Copy each line of the entries beneath that contains the word "JSON".

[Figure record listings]
------------------------------

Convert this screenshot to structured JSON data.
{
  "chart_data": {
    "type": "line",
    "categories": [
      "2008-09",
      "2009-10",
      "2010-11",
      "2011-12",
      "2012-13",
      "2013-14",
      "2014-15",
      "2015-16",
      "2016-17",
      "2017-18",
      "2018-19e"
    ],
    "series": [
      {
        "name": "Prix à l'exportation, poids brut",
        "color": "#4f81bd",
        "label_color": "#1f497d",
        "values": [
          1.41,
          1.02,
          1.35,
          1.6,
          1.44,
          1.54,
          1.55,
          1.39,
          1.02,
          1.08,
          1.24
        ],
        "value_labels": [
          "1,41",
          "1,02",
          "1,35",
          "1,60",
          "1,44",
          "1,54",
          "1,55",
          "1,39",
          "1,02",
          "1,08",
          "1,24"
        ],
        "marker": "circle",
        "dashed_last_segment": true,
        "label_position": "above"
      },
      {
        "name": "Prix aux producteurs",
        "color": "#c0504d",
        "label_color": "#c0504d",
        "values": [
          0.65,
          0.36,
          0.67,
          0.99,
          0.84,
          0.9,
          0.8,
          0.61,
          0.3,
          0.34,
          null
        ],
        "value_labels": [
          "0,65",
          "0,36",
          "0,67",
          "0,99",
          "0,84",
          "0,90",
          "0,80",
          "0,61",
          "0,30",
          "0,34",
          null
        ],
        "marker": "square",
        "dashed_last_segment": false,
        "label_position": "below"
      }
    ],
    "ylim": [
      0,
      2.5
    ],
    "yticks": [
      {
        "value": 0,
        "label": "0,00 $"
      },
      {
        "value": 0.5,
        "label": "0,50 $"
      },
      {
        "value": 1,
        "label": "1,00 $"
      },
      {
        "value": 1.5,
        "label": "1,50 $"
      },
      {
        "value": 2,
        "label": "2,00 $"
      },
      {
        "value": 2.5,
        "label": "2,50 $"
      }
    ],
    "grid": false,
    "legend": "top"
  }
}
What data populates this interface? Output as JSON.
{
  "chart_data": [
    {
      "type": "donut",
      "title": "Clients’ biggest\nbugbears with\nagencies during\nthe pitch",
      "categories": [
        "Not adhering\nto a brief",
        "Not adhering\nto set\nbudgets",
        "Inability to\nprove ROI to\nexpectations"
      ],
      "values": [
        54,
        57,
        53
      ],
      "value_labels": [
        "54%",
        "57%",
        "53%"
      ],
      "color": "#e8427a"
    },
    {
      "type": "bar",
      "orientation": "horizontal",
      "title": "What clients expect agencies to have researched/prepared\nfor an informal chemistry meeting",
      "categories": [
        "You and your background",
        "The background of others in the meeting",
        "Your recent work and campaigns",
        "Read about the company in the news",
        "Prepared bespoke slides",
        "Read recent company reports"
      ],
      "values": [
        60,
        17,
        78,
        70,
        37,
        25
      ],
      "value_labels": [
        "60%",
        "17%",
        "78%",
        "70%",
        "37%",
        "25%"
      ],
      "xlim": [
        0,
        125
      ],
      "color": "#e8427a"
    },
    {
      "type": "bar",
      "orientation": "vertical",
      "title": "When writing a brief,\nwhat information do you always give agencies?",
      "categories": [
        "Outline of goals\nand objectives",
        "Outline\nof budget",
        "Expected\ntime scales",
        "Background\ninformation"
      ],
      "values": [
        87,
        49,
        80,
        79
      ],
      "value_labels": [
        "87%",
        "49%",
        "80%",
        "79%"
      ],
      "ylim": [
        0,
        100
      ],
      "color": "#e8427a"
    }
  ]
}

------------------------------

- [Exercise output]
Convert this screenshot to structured JSON data.
What data populates this interface? Output as JSON.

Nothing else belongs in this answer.